= Set task 1 =
Can you extract the part of the album review from "Review by Fitzcarraldo" to "classical music formally."?

= Supplied passage =
----------------------------------------

Review by Fitzcarraldo
SPECIAL COLLABORATOR Honorary Collaborator
3 stars What a pleasant surprise: a good quality instrumental symphonic rock album released in 1985 in the former USSR; a treat if you like your rock with classical music influences and synth. Others have mentioned "chamber instrumental ensemble", and indeed this is very much the impression I get listening to this band. I'm guessing that the band members studied classical music formally.

'Snowballs' is very reminiscent of YES and, to me, of a snowscape with snowflakes falling and a sleigh speeding through it. It's a jolly track and very classical sounding. 'Chaconne' also reminds me of YES, albeit less than 'Snowballs' does. It is a slower piece, still pleasing, building slowly and darkly; then a lighter guitar melodiously comes in as if the sun has broken through the clouds, backed with a repetitive keyboard and bass line which is, after all, what a chaconne is. 'Summer In Town' does not remind me much of YES but there is the odd reminder of ELP, probably due to the various synth parts, sometimes sounding very fat (I just love the sound of reverberating analogue synth!). Part of the track plods along like a great dancing bear. Unlike the other two tracks, 'Summer In Town' has a very insipid ending though. Although I've mentioned YES a few times above, the band is not a YES imitator: they have their own sound.

----------------------------------------

= Material =
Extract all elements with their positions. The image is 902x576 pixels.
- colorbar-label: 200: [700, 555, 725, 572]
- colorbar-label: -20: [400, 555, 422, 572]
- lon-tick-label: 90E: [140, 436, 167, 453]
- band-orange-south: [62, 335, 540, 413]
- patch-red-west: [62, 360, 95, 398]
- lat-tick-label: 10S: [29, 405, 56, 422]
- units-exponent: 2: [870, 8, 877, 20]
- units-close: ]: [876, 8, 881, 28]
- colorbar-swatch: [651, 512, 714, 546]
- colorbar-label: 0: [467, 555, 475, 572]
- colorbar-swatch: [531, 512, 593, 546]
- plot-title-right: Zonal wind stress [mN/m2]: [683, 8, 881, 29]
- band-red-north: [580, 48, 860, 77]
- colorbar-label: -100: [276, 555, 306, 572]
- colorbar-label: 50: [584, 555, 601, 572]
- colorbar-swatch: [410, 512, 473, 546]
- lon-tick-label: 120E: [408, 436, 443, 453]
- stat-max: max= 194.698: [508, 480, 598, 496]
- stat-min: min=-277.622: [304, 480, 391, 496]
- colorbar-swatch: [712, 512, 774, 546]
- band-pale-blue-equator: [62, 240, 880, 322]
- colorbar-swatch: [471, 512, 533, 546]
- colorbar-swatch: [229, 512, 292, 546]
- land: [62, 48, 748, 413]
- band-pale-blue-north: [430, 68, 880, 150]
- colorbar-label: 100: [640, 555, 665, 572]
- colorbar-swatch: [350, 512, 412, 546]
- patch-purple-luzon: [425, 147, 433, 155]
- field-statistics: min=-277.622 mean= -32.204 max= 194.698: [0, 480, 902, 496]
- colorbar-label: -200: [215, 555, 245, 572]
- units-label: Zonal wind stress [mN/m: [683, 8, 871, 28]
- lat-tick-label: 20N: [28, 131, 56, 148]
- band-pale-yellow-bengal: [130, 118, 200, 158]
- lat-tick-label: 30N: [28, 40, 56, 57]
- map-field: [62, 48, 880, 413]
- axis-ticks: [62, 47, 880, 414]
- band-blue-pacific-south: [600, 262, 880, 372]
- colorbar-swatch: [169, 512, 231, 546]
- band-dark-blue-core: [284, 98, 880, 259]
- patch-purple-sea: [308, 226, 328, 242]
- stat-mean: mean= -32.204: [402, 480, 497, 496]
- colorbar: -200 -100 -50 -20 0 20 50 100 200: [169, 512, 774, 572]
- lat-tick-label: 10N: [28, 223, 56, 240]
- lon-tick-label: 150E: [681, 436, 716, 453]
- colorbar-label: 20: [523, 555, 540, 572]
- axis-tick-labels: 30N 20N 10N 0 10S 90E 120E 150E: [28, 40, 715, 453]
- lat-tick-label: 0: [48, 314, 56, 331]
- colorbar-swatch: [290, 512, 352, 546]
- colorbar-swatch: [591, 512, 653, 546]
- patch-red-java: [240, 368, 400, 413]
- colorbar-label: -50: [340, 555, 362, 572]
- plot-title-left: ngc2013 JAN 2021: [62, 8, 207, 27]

----------------------------------------

= Set task 2 =
Would you copy the records word for word, from their first line through the line with "- patch-purple-luzon: [425, 147, 433, 155]", including both ends?

= Task response 1 =
Review by Fitzcarraldo
SPECIAL COLLABORATOR Honorary Collaborator
3 stars What a pleasant surprise: a good quality instrumental symphonic rock album released in 1985 in the former USSR; a treat if you like your rock with classical music influences and synth. Others have mentioned "chamber instrumental ensemble", and indeed this is very much the impression I get listening to this band. I'm guessing that the band members studied classical music formally.

= Task response 2 =
Extract all elements with their positions. The image is 902x576 pixels.
- colorbar-label: 200: [700, 555, 725, 572]
- colorbar-label: -20: [400, 555, 422, 572]
- lon-tick-label: 90E: [140, 436, 167, 453]
- band-orange-south: [62, 335, 540, 413]
- patch-red-west: [62, 360, 95, 398]
- lat-tick-label: 10S: [29, 405, 56, 422]
- units-exponent: 2: [870, 8, 877, 20]
- units-close: ]: [876, 8, 881, 28]
- colorbar-swatch: [651, 512, 714, 546]
- colorbar-label: 0: [467, 555, 475, 572]
- colorbar-swatch: [531, 512, 593, 546]
- plot-title-right: Zonal wind stress [mN/m2]: [683, 8, 881, 29]
- band-red-north: [580, 48, 860, 77]
- colorbar-label: -100: [276, 555, 306, 572]
- colorbar-label: 50: [584, 555, 601, 572]
- colorbar-swatch: [410, 512, 473, 546]
- lon-tick-label: 120E: [408, 436, 443, 453]
- stat-max: max= 194.698: [508, 480, 598, 496]
- stat-min: min=-277.622: [304, 480, 391, 496]
- colorbar-swatch: [712, 512, 774, 546]
- band-pale-blue-equator: [62, 240, 880, 322]
- colorbar-swatch: [471, 512, 533, 546]
- colorbar-swatch: [229, 512, 292, 546]
- land: [62, 48, 748, 413]
- band-pale-blue-north: [430, 68, 880, 150]
- colorbar-label: 100: [640, 555, 665, 572]
- colorbar-swatch: [350, 512, 412, 546]
- patch-purple-luzon: [425, 147, 433, 155]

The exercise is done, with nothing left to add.